STATED TASK: Copy out all of the material, matching it word for word.

PROVIDED MATERIAL:
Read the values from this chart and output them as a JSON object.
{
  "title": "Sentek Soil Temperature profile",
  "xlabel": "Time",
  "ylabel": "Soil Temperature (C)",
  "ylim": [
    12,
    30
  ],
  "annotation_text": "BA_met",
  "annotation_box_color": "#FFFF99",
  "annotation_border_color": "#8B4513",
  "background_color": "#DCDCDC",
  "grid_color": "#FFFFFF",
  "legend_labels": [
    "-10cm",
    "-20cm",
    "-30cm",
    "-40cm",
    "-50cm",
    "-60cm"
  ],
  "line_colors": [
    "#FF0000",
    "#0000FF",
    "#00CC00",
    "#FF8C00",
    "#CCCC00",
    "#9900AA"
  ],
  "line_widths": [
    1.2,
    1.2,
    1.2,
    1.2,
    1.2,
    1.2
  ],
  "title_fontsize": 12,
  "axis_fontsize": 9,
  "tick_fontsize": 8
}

COMPLETED EXERCISE:
Read the values from this chart and output them as a JSON object.
{
  "title": "Sentek Soil Temperature profile",
  "xlabel": "Time",
  "ylabel": "Soil Temperature (C)",
  "ylim": [
    12,
    30
  ],
  "annotation_text": "BA_met",
  "annotation_box_color": "#FFFF99",
  "annotation_border_color": "#8B4513",
  "background_color": "#DCDCDC",
  "grid_color": "#FFFFFF",
  "legend_labels": [
    "-10cm",
    "-20cm",
    "-30cm",
    "-40cm",
    "-50cm",
    "-60cm"
  ],
  "line_colors": [
    "#FF0000",
    "#0000FF",
    "#00CC00",
    "#FF8C00",
    "#CCCC00",
    "#9900AA"
  ],
  "line_widths": [
    1.2,
    1.2,
    1.2,
    1.2,
    1.2,
    1.2
  ],
  "title_fontsize": 12,
  "axis_fontsize": 9,
  "tick_fontsize": 8
}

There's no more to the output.